<<<<

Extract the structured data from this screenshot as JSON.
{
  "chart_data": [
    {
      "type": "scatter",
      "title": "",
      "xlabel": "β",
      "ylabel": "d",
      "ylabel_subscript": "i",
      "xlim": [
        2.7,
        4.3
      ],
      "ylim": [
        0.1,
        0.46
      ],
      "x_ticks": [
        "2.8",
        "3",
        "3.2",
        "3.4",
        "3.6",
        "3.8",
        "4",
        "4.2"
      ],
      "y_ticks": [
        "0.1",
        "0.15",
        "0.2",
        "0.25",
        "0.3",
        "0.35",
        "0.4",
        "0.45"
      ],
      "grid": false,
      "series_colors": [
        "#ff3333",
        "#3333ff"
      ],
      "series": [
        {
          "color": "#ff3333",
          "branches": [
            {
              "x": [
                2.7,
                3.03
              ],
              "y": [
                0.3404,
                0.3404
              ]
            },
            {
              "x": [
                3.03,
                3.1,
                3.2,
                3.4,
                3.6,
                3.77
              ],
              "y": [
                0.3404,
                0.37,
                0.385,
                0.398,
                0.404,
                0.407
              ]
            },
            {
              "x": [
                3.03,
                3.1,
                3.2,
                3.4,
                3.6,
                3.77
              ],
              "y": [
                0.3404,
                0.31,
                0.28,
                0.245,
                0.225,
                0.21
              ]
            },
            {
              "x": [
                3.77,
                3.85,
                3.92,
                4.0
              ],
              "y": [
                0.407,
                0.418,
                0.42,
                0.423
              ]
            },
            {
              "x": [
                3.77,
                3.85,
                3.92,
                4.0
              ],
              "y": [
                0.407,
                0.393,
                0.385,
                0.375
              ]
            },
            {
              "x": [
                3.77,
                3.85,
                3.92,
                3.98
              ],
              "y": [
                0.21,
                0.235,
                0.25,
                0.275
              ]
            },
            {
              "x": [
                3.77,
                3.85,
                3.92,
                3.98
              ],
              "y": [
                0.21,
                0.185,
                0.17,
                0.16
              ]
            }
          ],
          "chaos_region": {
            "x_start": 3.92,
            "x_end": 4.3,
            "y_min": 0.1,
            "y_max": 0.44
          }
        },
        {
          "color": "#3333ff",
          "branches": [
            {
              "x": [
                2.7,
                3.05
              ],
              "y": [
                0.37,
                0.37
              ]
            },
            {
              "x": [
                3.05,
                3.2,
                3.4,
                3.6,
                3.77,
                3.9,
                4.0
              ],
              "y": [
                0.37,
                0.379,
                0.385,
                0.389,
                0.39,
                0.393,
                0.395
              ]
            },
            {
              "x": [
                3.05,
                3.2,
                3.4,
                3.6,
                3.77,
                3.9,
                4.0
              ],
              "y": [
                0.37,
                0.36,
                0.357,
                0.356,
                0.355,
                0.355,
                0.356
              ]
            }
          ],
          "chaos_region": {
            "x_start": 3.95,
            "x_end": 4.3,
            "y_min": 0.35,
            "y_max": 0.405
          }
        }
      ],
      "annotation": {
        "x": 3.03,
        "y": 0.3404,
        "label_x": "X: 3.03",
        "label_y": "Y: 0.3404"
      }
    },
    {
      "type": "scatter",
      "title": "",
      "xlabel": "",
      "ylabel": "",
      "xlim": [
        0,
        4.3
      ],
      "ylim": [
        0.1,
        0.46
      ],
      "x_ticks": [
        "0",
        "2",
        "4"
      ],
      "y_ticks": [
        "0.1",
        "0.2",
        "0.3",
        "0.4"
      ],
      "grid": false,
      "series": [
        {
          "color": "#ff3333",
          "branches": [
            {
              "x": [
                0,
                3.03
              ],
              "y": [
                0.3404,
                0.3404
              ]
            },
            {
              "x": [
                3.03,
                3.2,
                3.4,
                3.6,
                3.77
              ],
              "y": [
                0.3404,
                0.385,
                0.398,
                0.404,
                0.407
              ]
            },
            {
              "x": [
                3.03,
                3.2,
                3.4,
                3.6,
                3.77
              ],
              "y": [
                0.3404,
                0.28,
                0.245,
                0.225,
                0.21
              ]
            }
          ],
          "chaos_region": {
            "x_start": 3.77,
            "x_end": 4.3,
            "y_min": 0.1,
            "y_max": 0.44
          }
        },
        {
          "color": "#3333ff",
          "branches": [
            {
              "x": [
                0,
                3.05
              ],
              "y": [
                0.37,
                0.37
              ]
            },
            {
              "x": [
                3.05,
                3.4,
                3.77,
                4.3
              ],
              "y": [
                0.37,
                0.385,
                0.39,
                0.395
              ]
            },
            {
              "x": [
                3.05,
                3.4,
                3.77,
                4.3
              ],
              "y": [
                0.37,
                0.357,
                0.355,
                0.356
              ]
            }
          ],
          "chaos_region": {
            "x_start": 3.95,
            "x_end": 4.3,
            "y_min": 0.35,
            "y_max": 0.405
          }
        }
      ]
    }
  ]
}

>>>>

**Exercise instructions**
Take the lines above and retype all of them exactly.

**Completed exercise**
Extract the structured data from this screenshot as JSON.
{
  "chart_data": [
    {
      "type": "scatter",
      "title": "",
      "xlabel": "β",
      "ylabel": "d",
      "ylabel_subscript": "i",
      "xlim": [
        2.7,
        4.3
      ],
      "ylim": [
        0.1,
        0.46
      ],
      "x_ticks": [
        "2.8",
        "3",
        "3.2",
        "3.4",
        "3.6",
        "3.8",
        "4",
        "4.2"
      ],
      "y_ticks": [
        "0.1",
        "0.15",
        "0.2",
        "0.25",
        "0.3",
        "0.35",
        "0.4",
        "0.45"
      ],
      "grid": false,
      "series_colors": [
        "#ff3333",
        "#3333ff"
      ],
      "series": [
        {
          "color": "#ff3333",
          "branches": [
            {
              "x": [
                2.7,
                3.03
              ],
              "y": [
                0.3404,
                0.3404
              ]
            },
            {
              "x": [
                3.03,
                3.1,
                3.2,
                3.4,
                3.6,
                3.77
              ],
              "y": [
                0.3404,
                0.37,
                0.385,
                0.398,
                0.404,
                0.407
              ]
            },
            {
              "x": [
                3.03,
                3.1,
                3.2,
                3.4,
                3.6,
                3.77
              ],
              "y": [
                0.3404,
                0.31,
                0.28,
                0.245,
                0.225,
                0.21
              ]
            },
            {
              "x": [
                3.77,
                3.85,
                3.92,
                4.0
              ],
              "y": [
                0.407,
                0.418,
                0.42,
                0.423
              ]
            },
            {
              "x": [
                3.77,
                3.85,
                3.92,
                4.0
              ],
              "y": [
                0.407,
                0.393,
                0.385,
                0.375
              ]
            },
            {
              "x": [
                3.77,
                3.85,
                3.92,
                3.98
              ],
              "y": [
                0.21,
                0.235,
                0.25,
                0.275
              ]
            },
            {
              "x": [
                3.77,
                3.85,
                3.92,
                3.98
              ],
              "y": [
                0.21,
                0.185,
                0.17,
                0.16
              ]
            }
          ],
          "chaos_region": {
            "x_start": 3.92,
            "x_end": 4.3,
            "y_min": 0.1,
            "y_max": 0.44
          }
        },
        {
          "color": "#3333ff",
          "branches": [
            {
              "x": [
                2.7,
                3.05
              ],
              "y": [
                0.37,
                0.37
              ]
            },
            {
              "x": [
                3.05,
                3.2,
                3.4,
                3.6,
                3.77,
                3.9,
                4.0
              ],
              "y": [
                0.37,
                0.379,
                0.385,
                0.389,
                0.39,
                0.393,
                0.395
              ]
            },
            {
              "x": [
                3.05,
                3.2,
                3.4,
                3.6,
                3.77,
                3.9,
                4.0
              ],
              "y": [
                0.37,
                0.36,
                0.357,
                0.356,
                0.355,
                0.355,
                0.356
              ]
            }
          ],
          "chaos_region": {
            "x_start": 3.95,
            "x_end": 4.3,
            "y_min": 0.35,
            "y_max": 0.405
          }
        }
      ],
      "annotation": {
        "x": 3.03,
        "y": 0.3404,
        "label_x": "X: 3.03",
        "label_y": "Y: 0.3404"
      }
    },
    {
      "type": "scatter",
      "title": "",
      "xlabel": "",
      "ylabel": "",
      "xlim": [
        0,
        4.3
      ],
      "ylim": [
        0.1,
        0.46
      ],
      "x_ticks": [
        "0",
        "2",
        "4"
      ],
      "y_ticks": [
        "0.1",
        "0.2",
        "0.3",
        "0.4"
      ],
      "grid": false,
      "series": [
        {
          "color": "#ff3333",
          "branches": [
            {
              "x": [
                0,
                3.03
              ],
              "y": [
                0.3404,
                0.3404
              ]
            },
            {
              "x": [
                3.03,
                3.2,
                3.4,
                3.6,
                3.77
              ],
              "y": [
                0.3404,
                0.385,
                0.398,
                0.404,
                0.407
              ]
            },
            {
              "x": [
                3.03,
                3.2,
                3.4,
                3.6,
                3.77
              ],
              "y": [
                0.3404,
                0.28,
                0.245,
                0.225,
                0.21
              ]
            }
          ],
          "chaos_region": {
            "x_start": 3.77,
            "x_end": 4.3,
            "y_min": 0.1,
            "y_max": 0.44
          }
        },
        {
          "color": "#3333ff",
          "branches": [
            {
              "x": [
                0,
                3.05
              ],
              "y": [
                0.37,
                0.37
              ]
            },
            {
              "x": [
                3.05,
                3.4,
                3.77,
                4.3
              ],
              "y": [
                0.37,
                0.385,
                0.39,
                0.395
              ]
            },
            {
              "x": [
                3.05,
                3.4,
                3.77,
                4.3
              ],
              "y": [
                0.37,
                0.357,
                0.355,
                0.356
              ]
            }
          ],
          "chaos_region": {
            "x_start": 3.95,
            "x_end": 4.3,
            "y_min": 0.35,
            "y_max": 0.405
          }
        }
      ]
    }
  ]
}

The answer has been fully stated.